▶ _Extracted text_:

* START *

Robert Indiana, 1966.
As a preface:
I know how ironic it is to write about this subject matter as I still have Tinder, Bumble, and Coffee Meets Bagel installed on my phone, so I am in the same ditch as everyone else who is currently using a or multiple dating app[s] (this excludes people who are in exclusive, non-open relationships who are trying to surreptitiously “open” them without their partners knowing – that’s called cheating, asshole, as I’m sure you’re aware of that).
However, as there is always a “but” in these statements – I, despite some of the discouraging people I’ve encountered so far on these applications, still hold out hope for each and every new face I will meet in the future. Finding someone new has never been so easy today, but finding someone who you like, reciprocates your feeling, have similar values and interests with you, respects you, is attractive enough for you, and is on the same page with you?
We’re more prone to giving up on someone we are acquainted with than ever, because of the notion that there is someone out there who, in all absolutes, is the perfect one out there for every individual. We highlight and occasionally aggrandize the otherwise smaller irritations and simply give up instead of spending some extra time with that person.
There are some diamonds in the rough out there whom I’ve encountered before, but truth be told? The attitude shift that these apps bring to not just us, but to the entire society itself, makes modern dating feel like hell on repeat, which in turn, makes us feel like we’re the loneliest, if not, one of the loneliest people in the world, despite the seemingly vast and endless opportunities.
Robert Indiana, 1998 – 2006.
One of my favorite (and perhaps really popular as well) psychology study is about how an overabundance of choices actually backfires and makes us less motivated and not as content with our final choice. I’m completely summarizing here, but the gist is that what we think we want isn’t necessarily what we need, and when we do finally make the leap, we occasionally find ourselves a bit let down by the results and wonder what could have happened if we picked out something / someone else.
It’s essential to apply this knowledge and awareness not just to dating applications, but to all aspects of life. Don’t flood yourself. Don’t bite off more than you can possibly chew, because you either spit it out or you choke and possibly die.
Even the most minuscule decision, such as going out to a restaurant to eat, can feel daunting with all of the places out there – especially if you don’t have a specific craving that day. We’re so accustomed to our knowledge of what type of food, herbs and spices, and drinks we like and dislike as well as our allergies and dietary restrictions. Theoretically, that should make selection a lot easier, but in reality we’re drowning with options that occasionally make us stagnant due to our own indecisiveness.

* END *

Element region listings
* START *

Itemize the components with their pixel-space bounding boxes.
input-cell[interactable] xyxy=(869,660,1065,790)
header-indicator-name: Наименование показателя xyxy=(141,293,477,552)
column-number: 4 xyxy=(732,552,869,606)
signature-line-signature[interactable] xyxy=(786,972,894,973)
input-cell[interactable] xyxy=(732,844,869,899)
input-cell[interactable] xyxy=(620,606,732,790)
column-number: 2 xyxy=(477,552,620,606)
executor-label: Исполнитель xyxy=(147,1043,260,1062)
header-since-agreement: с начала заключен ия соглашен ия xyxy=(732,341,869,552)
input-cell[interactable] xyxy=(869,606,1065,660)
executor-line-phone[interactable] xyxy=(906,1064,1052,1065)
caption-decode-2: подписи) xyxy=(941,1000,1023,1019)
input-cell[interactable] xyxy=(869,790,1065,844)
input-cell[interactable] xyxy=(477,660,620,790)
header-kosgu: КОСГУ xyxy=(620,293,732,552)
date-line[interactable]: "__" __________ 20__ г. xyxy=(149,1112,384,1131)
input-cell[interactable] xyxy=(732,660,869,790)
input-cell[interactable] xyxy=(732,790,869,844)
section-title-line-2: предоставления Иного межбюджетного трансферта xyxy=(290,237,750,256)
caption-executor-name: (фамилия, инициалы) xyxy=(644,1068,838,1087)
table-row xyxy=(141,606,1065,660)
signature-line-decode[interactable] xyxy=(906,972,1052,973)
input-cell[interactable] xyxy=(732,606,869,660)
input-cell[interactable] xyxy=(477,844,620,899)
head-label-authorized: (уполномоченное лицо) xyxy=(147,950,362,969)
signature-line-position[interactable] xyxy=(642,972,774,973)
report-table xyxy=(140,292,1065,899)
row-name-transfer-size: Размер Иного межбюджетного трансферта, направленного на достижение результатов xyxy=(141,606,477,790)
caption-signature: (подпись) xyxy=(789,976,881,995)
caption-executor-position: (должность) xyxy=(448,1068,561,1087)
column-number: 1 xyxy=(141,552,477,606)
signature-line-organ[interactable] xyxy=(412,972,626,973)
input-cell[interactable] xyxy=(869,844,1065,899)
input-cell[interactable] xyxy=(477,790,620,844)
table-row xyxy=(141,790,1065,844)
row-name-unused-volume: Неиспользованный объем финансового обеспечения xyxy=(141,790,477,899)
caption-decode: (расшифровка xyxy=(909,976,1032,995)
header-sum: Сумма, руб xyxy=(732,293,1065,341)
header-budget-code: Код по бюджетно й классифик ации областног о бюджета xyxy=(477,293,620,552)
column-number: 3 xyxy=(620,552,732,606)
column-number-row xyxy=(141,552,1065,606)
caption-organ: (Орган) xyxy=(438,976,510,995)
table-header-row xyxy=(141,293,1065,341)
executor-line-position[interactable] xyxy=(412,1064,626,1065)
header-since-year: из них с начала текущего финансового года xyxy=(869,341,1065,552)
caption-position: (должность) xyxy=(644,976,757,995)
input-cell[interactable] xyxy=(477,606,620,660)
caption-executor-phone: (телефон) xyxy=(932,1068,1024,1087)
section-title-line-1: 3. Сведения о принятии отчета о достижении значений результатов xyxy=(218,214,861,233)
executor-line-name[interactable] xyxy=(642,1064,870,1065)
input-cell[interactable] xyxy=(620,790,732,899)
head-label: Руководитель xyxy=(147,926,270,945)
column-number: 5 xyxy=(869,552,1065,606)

* END *

▶ _Given exercise 1_:
According to the essay on dating apps, which apps does the writer still have installed on their phone?
▶ _Given exercise 2_:
Pick up the essay on dating apps and choice after its final sentence and keep writing it.

▶ _Written reply 1_:
Tinder, Bumble, and Coffee Meets Bagel.

▶ _Written reply 2_:
With the hustle and bustle being the nature of most of our surrounding nowadays, it’s hard to avoid hesitation and indecision. We’re unknowingly standing at crossroads most of the times for the tiniest issues. We’re making multiple choices as each day ticks by. We’re exposed to more and more, or “the plenty of fish in the sea” mentality, which is great, mind you – I have nothing against it, but at the same time, we’re cherishing each fish a little less.
That is perfectly fine, but not quite when it comes to living, breathing entities.
Each and every single one of us.
I’ve written about how odds are, all of us are insignificantly significant, as we’re all veiled with general indifference, yet we all play the main character in our lives. It’s amazing, quite liberating in an unconventional sense, and having that thought can potentially lift off some of the unnecessary baggage that we’ve carried for way too long.
However, it’s so crucial to remember that we’re all pretty much more or less the same.
Yes, I’m also very aware that there are outliers out there.
You can also narrate the experiences where you’ve been wronged, led on, ghosted, ignored, physically and / or emotionally abused, bullied, cheated on, and the list goes on like they just happened yesterday (and perhaps it did). I’m not discounting of any pain and trauma anyone has ever felt before from his / her perpetrators. I do want to kindly remind you of a saying I have heard, which goes along the lines of how “the opposite of love isn’t hate, it is indifference / apathy”.
Not to excuse anyone of hurtful actions over here, but somewhere along our paths, we make the wrong decisions as our feelings and emotions overwhelm and take over our control.
We fuck up, minimally and monumentally. We get fucked over by other people, whether it’s direct or blindside. We choose to either grow from the pain they bring, or stay the same – only to potentially face it over and over again.
I know, it’s extremely irritating to see how we should treat these events and pains as a learning experience, because we tend to think of why that person gets to get away with it, free from hurt and any sort of repercussions.
Trust me, karma will come and kick their asses swiftly and unknowingly one day.
Plus, those who are capable of doing such things to you will also do that to others until they start taking a good, harsh look at themselves and start to take accountability for their actions. In order for that to happen, something has to trigger them, and unfortunately for you if you are holding out any sort of hope…it’s not going to be you.
Let it go.
So, how do we, as individuals, try to change the trend? How do we make dating applications suck less?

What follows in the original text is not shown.